**PROBLEM TO SOLVE**
Give the entries back exactly, dropping each image.

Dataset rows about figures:
━━━━━━━━━━

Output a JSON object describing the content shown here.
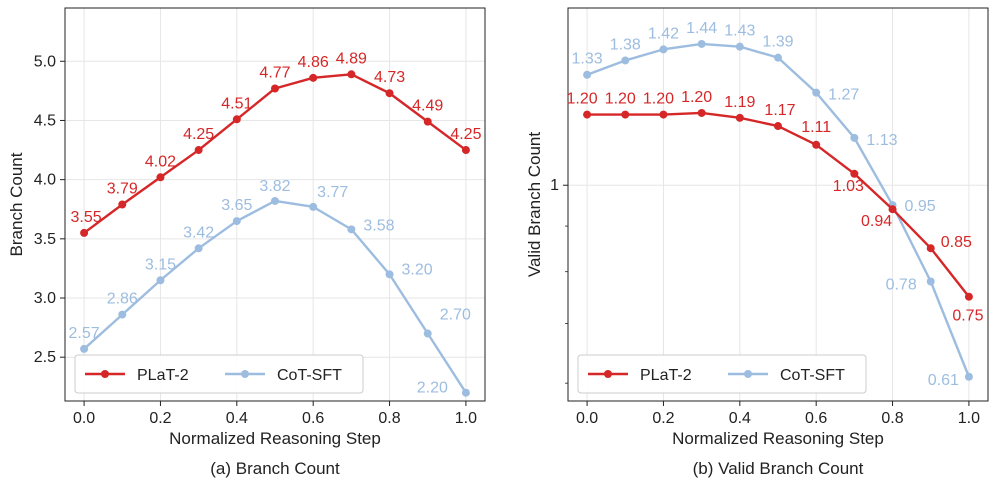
{
  "colors": {
    "plat2": "#d62728",
    "cotsft": "#9dbde0",
    "grid": "#e6e6e6",
    "axis": "#222222"
  },
  "chart_data": [
    {
      "type": "line",
      "caption": "(a) Branch Count",
      "xlabel": "Normalized Reasoning Step",
      "ylabel": "Branch Count",
      "xlim": [
        -0.05,
        1.05
      ],
      "ylim": [
        2.13,
        5.45
      ],
      "xticks": [
        "0.0",
        "0.2",
        "0.4",
        "0.6",
        "0.8",
        "1.0"
      ],
      "yticks": [
        "2.5",
        "3.0",
        "3.5",
        "4.0",
        "4.5",
        "5.0"
      ],
      "x": [
        0.0,
        0.1,
        0.2,
        0.3,
        0.4,
        0.5,
        0.6,
        0.7,
        0.8,
        0.9,
        1.0
      ],
      "legend": {
        "position": "lower-left",
        "columns": 2
      },
      "series": [
        {
          "name": "PLaT-2",
          "values": [
            3.55,
            3.79,
            4.02,
            4.25,
            4.51,
            4.77,
            4.86,
            4.89,
            4.73,
            4.49,
            4.25
          ],
          "labels": [
            "3.55",
            "3.79",
            "4.02",
            "4.25",
            "4.51",
            "4.77",
            "4.86",
            "4.89",
            "4.73",
            "4.49",
            "4.25"
          ]
        },
        {
          "name": "CoT-SFT",
          "values": [
            2.57,
            2.86,
            3.15,
            3.42,
            3.65,
            3.82,
            3.77,
            3.58,
            3.2,
            2.7,
            2.2
          ],
          "labels": [
            "2.57",
            "2.86",
            "3.15",
            "3.42",
            "3.65",
            "3.82",
            "3.77",
            "3.58",
            "3.20",
            "2.70",
            "2.20"
          ]
        }
      ]
    },
    {
      "type": "line",
      "caption": "(b) Valid Branch Count",
      "xlabel": "Normalized Reasoning Step",
      "ylabel": "Valid Branch Count",
      "yscale": "log",
      "xlim": [
        -0.05,
        1.05
      ],
      "ylim": [
        0.573,
        1.58
      ],
      "xticks": [
        "0.0",
        "0.2",
        "0.4",
        "0.6",
        "0.8",
        "1.0"
      ],
      "yticks": [
        "1"
      ],
      "x": [
        0.0,
        0.1,
        0.2,
        0.3,
        0.4,
        0.5,
        0.6,
        0.7,
        0.8,
        0.9,
        1.0
      ],
      "legend": {
        "position": "lower-left",
        "columns": 2
      },
      "series": [
        {
          "name": "PLaT-2",
          "values": [
            1.2,
            1.2,
            1.2,
            1.205,
            1.19,
            1.165,
            1.11,
            1.03,
            0.94,
            0.85,
            0.75
          ],
          "labels": [
            "1.20",
            "1.20",
            "1.20",
            "1.20",
            "1.19",
            "1.17",
            "1.11",
            "1.03",
            "0.94",
            "0.85",
            "0.75"
          ]
        },
        {
          "name": "CoT-SFT",
          "values": [
            1.33,
            1.38,
            1.42,
            1.44,
            1.43,
            1.39,
            1.27,
            1.13,
            0.95,
            0.78,
            0.61
          ],
          "labels": [
            "1.33",
            "1.38",
            "1.42",
            "1.44",
            "1.43",
            "1.39",
            "1.27",
            "1.13",
            "0.95",
            "0.78",
            "0.61"
          ]
        }
      ]
    }
  ]
}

━━━━━━━━━━

**REPLY TO THE TASK**
Output a JSON object describing the content shown here.
{
  "colors": {
    "plat2": "#d62728",
    "cotsft": "#9dbde0",
    "grid": "#e6e6e6",
    "axis": "#222222"
  },
  "chart_data": [
    {
      "type": "line",
      "caption": "(a) Branch Count",
      "xlabel": "Normalized Reasoning Step",
      "ylabel": "Branch Count",
      "xlim": [
        -0.05,
        1.05
      ],
      "ylim": [
        2.13,
        5.45
      ],
      "xticks": [
        "0.0",
        "0.2",
        "0.4",
        "0.6",
        "0.8",
        "1.0"
      ],
      "yticks": [
        "2.5",
        "3.0",
        "3.5",
        "4.0",
        "4.5",
        "5.0"
      ],
      "x": [
        0.0,
        0.1,
        0.2,
        0.3,
        0.4,
        0.5,
        0.6,
        0.7,
        0.8,
        0.9,
        1.0
      ],
      "legend": {
        "position": "lower-left",
        "columns": 2
      },
      "series": [
        {
          "name": "PLaT-2",
          "values": [
            3.55,
            3.79,
            4.02,
            4.25,
            4.51,
            4.77,
            4.86,
            4.89,
            4.73,
            4.49,
            4.25
          ],
          "labels": [
            "3.55",
            "3.79",
            "4.02",
            "4.25",
            "4.51",
            "4.77",
            "4.86",
            "4.89",
            "4.73",
            "4.49",
            "4.25"
          ]
        },
        {
          "name": "CoT-SFT",
          "values": [
            2.57,
            2.86,
            3.15,
            3.42,
            3.65,
            3.82,
            3.77,
            3.58,
            3.2,
            2.7,
            2.2
          ],
          "labels": [
            "2.57",
            "2.86",
            "3.15",
            "3.42",
            "3.65",
            "3.82",
            "3.77",
            "3.58",
            "3.20",
            "2.70",
            "2.20"
          ]
        }
      ]
    },
    {
      "type": "line",
      "caption": "(b) Valid Branch Count",
      "xlabel": "Normalized Reasoning Step",
      "ylabel": "Valid Branch Count",
      "yscale": "log",
      "xlim": [
        -0.05,
        1.05
      ],
      "ylim": [
        0.573,
        1.58
      ],
      "xticks": [
        "0.0",
        "0.2",
        "0.4",
        "0.6",
        "0.8",
        "1.0"
      ],
      "yticks": [
        "1"
      ],
      "x": [
        0.0,
        0.1,
        0.2,
        0.3,
        0.4,
        0.5,
        0.6,
        0.7,
        0.8,
        0.9,
        1.0
      ],
      "legend": {
        "position": "lower-left",
        "columns": 2
      },
      "series": [
        {
          "name": "PLaT-2",
          "values": [
            1.2,
            1.2,
            1.2,
            1.205,
            1.19,
            1.165,
            1.11,
            1.03,
            0.94,
            0.85,
            0.75
          ],
          "labels": [
            "1.20",
            "1.20",
            "1.20",
            "1.20",
            "1.19",
            "1.17",
            "1.11",
            "1.03",
            "0.94",
            "0.85",
            "0.75"
          ]
        },
        {
          "name": "CoT-SFT",
          "values": [
            1.33,
            1.38,
            1.42,
            1.44,
            1.43,
            1.39,
            1.27,
            1.13,
            0.95,
            0.78,
            0.61
          ],
          "labels": [
            "1.33",
            "1.38",
            "1.42",
            "1.44",
            "1.43",
            "1.39",
            "1.27",
            "1.13",
            "0.95",
            "0.78",
            "0.61"
          ]
        }
      ]
    }
  ]
}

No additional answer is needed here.